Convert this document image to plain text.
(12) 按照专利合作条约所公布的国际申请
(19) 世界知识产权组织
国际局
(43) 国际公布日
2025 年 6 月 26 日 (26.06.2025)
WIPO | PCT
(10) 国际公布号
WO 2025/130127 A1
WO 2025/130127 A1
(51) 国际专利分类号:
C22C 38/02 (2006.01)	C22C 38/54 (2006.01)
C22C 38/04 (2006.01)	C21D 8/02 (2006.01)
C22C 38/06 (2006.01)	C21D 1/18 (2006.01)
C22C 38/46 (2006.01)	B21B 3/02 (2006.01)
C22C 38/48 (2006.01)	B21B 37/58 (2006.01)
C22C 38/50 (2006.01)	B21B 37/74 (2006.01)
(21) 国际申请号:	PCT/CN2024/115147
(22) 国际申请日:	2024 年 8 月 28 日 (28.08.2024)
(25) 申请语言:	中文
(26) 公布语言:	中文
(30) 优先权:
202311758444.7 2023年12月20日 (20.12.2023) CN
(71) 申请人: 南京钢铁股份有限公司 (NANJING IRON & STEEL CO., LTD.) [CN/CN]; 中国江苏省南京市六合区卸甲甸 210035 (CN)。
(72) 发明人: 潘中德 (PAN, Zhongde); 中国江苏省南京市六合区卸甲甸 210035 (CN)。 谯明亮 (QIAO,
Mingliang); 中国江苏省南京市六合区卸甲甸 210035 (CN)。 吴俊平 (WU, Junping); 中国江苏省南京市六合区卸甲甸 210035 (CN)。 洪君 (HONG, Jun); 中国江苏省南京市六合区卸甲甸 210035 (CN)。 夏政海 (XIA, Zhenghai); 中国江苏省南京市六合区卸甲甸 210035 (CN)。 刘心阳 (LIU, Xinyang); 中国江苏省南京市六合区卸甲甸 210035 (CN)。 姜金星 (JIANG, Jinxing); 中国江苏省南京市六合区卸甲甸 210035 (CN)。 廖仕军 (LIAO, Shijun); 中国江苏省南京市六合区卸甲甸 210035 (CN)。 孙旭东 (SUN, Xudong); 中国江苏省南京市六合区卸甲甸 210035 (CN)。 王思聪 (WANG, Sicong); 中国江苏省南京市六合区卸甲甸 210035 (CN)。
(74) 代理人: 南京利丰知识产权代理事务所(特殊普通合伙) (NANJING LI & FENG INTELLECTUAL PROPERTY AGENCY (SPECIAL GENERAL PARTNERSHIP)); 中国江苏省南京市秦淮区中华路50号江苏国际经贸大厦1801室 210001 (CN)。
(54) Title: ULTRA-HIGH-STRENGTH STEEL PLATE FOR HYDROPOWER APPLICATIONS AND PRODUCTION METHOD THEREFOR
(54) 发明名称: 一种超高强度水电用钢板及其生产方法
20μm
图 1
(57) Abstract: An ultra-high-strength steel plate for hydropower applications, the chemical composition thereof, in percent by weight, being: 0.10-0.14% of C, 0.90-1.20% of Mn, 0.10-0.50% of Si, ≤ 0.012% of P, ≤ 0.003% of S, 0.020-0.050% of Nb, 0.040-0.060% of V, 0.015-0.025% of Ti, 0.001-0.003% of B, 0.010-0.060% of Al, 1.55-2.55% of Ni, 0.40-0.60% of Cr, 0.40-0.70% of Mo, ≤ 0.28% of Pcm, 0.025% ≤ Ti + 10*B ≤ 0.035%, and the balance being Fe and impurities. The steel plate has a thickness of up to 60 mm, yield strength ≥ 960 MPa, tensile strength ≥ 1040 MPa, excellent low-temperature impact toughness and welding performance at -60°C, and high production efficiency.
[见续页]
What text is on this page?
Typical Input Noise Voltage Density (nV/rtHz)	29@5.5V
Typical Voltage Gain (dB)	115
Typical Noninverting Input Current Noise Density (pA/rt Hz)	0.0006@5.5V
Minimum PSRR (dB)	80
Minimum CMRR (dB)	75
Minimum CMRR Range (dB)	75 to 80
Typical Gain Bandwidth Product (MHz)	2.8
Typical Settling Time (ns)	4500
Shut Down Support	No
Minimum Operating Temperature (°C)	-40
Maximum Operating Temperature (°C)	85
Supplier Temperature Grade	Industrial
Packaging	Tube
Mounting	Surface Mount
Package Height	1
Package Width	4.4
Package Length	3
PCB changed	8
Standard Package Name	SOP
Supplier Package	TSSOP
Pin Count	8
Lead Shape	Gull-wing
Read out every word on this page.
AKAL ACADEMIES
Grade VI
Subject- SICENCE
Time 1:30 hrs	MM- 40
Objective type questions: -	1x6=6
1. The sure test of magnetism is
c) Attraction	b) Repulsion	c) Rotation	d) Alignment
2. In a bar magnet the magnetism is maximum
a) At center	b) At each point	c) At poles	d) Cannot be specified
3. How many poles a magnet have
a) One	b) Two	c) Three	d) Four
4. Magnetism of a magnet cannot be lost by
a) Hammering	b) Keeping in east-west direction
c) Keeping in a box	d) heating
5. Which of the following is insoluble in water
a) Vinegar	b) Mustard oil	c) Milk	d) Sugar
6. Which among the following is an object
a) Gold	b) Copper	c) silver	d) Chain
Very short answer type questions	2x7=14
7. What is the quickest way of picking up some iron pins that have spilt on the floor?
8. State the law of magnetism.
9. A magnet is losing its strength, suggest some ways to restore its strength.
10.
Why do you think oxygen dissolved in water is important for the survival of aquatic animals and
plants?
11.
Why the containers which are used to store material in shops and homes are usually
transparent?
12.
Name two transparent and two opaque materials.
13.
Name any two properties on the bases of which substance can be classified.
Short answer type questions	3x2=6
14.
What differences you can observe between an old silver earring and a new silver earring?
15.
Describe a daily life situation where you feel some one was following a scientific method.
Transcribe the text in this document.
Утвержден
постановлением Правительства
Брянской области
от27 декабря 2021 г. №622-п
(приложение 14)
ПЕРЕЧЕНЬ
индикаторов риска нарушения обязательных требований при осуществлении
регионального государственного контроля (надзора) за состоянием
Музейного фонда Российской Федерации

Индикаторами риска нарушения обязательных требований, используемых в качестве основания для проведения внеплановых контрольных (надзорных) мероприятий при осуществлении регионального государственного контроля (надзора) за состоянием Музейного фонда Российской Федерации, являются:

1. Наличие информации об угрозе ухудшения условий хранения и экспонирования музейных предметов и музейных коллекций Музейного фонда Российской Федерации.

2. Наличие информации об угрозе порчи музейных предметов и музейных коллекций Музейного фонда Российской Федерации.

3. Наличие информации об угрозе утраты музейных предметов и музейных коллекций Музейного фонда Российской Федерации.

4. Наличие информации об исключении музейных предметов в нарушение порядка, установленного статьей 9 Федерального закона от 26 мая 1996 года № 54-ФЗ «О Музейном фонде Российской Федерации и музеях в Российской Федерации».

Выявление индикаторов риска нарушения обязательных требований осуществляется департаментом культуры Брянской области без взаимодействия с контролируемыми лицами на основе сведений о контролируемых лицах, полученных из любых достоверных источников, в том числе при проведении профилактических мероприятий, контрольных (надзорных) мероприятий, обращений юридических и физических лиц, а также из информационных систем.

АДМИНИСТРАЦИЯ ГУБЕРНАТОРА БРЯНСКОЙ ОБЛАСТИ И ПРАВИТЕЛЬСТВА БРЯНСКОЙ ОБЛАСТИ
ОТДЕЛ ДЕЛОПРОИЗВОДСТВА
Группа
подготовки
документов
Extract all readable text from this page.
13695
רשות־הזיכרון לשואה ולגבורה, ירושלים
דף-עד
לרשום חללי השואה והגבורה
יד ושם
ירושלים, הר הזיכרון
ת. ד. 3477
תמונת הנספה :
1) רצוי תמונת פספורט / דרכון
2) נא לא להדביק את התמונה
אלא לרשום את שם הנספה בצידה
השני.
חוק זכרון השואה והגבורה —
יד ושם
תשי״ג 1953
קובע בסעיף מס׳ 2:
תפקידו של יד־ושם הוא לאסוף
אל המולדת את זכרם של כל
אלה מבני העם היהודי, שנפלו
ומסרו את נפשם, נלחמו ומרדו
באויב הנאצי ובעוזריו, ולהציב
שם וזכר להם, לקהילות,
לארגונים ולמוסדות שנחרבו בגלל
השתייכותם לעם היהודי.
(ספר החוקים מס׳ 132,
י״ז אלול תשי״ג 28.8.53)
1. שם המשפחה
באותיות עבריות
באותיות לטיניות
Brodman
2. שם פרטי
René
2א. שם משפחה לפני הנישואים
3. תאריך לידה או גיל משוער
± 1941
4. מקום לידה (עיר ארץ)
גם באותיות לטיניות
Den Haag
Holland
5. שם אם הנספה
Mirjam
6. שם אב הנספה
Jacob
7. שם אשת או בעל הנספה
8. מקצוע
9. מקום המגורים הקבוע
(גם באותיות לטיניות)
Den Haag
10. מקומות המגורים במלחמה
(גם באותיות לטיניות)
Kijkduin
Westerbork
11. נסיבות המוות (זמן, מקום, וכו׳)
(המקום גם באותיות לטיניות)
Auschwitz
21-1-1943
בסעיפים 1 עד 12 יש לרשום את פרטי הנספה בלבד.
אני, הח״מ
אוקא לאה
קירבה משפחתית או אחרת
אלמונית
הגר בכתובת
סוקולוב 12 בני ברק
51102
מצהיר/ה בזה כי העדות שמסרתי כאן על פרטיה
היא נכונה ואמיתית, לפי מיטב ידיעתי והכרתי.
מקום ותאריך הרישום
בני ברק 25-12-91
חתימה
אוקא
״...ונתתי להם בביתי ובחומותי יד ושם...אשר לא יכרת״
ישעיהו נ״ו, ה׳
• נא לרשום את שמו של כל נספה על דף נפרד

========================

* TASK REQUIREMENTS *
Every line in the data that holds "состоянием" should be copied out.

* WORKED ANSWER *
регионального государственного контроля (надзора) за состоянием
Индикаторами риска нарушения обязательных требований, используемых в качестве основания для проведения внеплановых контрольных (надзорных) мероприятий при осуществлении регионального государственного контроля (надзора) за состоянием Музейного фонда Российской Федерации, являются:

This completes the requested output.